● **Direction**
Locate each line holding the string "ساعت" and copy it.

● **Given data**
^^^^^^^^

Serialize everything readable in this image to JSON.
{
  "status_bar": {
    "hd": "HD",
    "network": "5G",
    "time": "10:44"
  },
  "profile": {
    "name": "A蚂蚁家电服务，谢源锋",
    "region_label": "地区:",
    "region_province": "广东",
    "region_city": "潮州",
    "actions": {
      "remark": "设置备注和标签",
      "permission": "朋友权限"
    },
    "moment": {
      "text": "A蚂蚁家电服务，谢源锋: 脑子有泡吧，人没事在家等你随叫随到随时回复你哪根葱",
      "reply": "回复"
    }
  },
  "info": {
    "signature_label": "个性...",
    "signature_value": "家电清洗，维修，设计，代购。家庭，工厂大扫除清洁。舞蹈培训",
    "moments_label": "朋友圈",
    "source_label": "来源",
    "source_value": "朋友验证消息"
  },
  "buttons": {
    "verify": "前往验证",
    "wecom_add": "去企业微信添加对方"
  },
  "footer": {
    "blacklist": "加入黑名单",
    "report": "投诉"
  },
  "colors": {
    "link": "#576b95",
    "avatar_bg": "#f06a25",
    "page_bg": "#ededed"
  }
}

^^^^^^^^

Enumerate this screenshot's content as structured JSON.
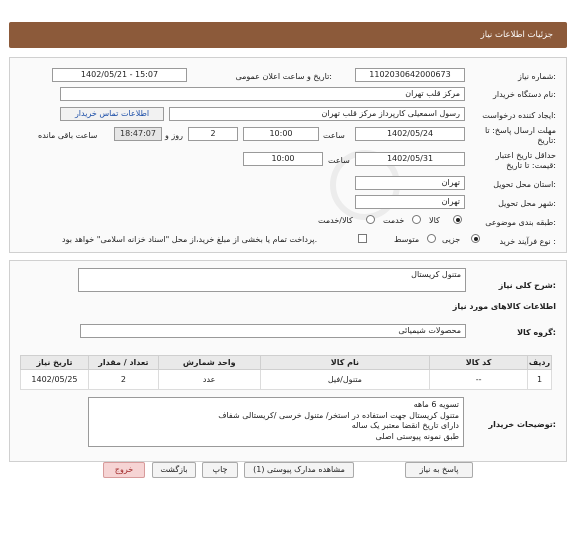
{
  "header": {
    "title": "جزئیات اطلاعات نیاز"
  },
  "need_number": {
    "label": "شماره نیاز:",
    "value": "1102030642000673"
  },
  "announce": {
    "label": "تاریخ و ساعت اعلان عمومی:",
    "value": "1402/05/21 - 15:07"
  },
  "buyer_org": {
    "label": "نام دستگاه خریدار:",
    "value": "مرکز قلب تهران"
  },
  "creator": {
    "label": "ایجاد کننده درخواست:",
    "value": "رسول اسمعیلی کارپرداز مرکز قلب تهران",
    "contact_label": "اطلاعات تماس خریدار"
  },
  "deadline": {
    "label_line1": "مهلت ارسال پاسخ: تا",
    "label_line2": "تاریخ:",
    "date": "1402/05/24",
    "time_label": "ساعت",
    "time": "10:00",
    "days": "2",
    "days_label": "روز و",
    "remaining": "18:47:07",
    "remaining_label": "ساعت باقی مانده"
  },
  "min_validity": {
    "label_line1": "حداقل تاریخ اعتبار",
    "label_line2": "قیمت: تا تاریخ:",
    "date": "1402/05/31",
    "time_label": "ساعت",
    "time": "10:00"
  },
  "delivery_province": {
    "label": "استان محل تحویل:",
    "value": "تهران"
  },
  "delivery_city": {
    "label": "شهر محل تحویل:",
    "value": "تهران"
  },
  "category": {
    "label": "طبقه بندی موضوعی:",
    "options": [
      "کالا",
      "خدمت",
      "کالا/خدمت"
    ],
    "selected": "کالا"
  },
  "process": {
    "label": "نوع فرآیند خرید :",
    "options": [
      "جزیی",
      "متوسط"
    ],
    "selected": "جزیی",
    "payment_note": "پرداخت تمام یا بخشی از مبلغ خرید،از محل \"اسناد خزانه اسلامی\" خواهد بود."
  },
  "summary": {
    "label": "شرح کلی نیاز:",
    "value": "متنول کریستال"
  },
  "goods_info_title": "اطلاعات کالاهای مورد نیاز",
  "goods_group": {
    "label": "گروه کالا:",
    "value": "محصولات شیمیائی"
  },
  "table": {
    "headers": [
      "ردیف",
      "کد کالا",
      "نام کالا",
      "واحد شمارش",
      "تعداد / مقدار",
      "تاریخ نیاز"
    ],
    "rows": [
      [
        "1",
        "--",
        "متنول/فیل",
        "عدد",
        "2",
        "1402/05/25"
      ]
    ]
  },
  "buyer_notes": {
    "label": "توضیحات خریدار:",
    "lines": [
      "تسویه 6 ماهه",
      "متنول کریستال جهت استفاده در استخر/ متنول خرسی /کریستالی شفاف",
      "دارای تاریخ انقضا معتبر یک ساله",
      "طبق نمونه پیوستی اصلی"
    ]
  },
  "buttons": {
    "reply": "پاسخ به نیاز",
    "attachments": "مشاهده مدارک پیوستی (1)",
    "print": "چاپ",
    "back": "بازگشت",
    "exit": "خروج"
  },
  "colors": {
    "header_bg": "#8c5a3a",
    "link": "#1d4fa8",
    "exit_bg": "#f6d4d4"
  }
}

^^^^^^^^

● **Response**
    "label": "تاریخ و ساعت اعلان عمومی:",
    "time_label": "ساعت",
    "remaining_label": "ساعت باقی مانده"
    "time_label": "ساعت",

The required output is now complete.